— start Supplied entries —

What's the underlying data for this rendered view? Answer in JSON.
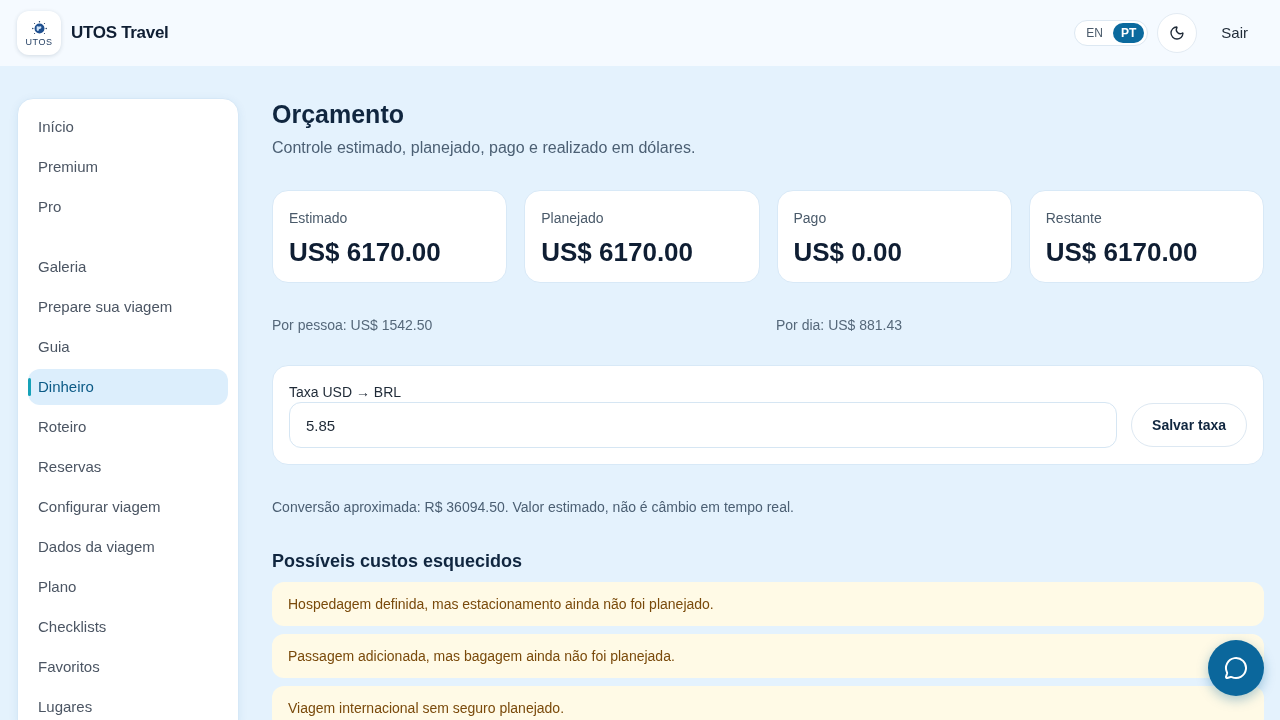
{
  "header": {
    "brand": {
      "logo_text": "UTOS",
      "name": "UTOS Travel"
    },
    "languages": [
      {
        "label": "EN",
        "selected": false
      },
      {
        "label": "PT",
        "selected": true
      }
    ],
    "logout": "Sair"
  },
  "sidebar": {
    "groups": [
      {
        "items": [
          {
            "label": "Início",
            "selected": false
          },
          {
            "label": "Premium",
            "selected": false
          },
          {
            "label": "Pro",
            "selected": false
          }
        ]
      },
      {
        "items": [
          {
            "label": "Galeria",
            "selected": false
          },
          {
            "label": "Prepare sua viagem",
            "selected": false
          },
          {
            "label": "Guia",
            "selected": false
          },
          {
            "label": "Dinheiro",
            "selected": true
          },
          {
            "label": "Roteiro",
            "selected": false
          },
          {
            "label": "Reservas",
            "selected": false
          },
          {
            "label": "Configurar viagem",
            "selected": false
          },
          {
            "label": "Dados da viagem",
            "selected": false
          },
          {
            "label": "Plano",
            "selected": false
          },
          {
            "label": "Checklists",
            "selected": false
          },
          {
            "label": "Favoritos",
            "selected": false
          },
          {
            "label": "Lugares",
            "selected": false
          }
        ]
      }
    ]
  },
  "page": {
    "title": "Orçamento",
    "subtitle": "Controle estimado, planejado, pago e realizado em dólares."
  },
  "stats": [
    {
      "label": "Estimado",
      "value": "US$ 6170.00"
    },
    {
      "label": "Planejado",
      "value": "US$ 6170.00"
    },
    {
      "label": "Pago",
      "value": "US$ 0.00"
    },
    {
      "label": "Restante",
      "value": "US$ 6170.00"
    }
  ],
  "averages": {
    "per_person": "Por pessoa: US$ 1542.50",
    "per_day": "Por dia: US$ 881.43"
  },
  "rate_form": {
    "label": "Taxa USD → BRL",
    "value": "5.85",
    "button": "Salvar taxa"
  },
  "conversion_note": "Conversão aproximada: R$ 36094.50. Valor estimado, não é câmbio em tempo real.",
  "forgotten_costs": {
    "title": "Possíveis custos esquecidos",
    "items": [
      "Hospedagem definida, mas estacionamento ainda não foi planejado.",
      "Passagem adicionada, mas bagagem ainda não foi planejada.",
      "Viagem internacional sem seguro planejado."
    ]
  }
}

— end Supplied entries —

**The exercise**
Repeat each record exactly, with the pictures left out.

**Answer in full**
What's the underlying data for this rendered view? Answer in JSON.
{
  "header": {
    "brand": {
      "logo_text": "UTOS",
      "name": "UTOS Travel"
    },
    "languages": [
      {
        "label": "EN",
        "selected": false
      },
      {
        "label": "PT",
        "selected": true
      }
    ],
    "logout": "Sair"
  },
  "sidebar": {
    "groups": [
      {
        "items": [
          {
            "label": "Início",
            "selected": false
          },
          {
            "label": "Premium",
            "selected": false
          },
          {
            "label": "Pro",
            "selected": false
          }
        ]
      },
      {
        "items": [
          {
            "label": "Galeria",
            "selected": false
          },
          {
            "label": "Prepare sua viagem",
            "selected": false
          },
          {
            "label": "Guia",
            "selected": false
          },
          {
            "label": "Dinheiro",
            "selected": true
          },
          {
            "label": "Roteiro",
            "selected": false
          },
          {
            "label": "Reservas",
            "selected": false
          },
          {
            "label": "Configurar viagem",
            "selected": false
          },
          {
            "label": "Dados da viagem",
            "selected": false
          },
          {
            "label": "Plano",
            "selected": false
          },
          {
            "label": "Checklists",
            "selected": false
          },
          {
            "label": "Favoritos",
            "selected": false
          },
          {
            "label": "Lugares",
            "selected": false
          }
        ]
      }
    ]
  },
  "page": {
    "title": "Orçamento",
    "subtitle": "Controle estimado, planejado, pago e realizado em dólares."
  },
  "stats": [
    {
      "label": "Estimado",
      "value": "US$ 6170.00"
    },
    {
      "label": "Planejado",
      "value": "US$ 6170.00"
    },
    {
      "label": "Pago",
      "value": "US$ 0.00"
    },
    {
      "label": "Restante",
      "value": "US$ 6170.00"
    }
  ],
  "averages": {
    "per_person": "Por pessoa: US$ 1542.50",
    "per_day": "Por dia: US$ 881.43"
  },
  "rate_form": {
    "label": "Taxa USD → BRL",
    "value": "5.85",
    "button": "Salvar taxa"
  },
  "conversion_note": "Conversão aproximada: R$ 36094.50. Valor estimado, não é câmbio em tempo real.",
  "forgotten_costs": {
    "title": "Possíveis custos esquecidos",
    "items": [
      "Hospedagem definida, mas estacionamento ainda não foi planejado.",
      "Passagem adicionada, mas bagagem ainda não foi planejada.",
      "Viagem internacional sem seguro planejado."
    ]
  }
}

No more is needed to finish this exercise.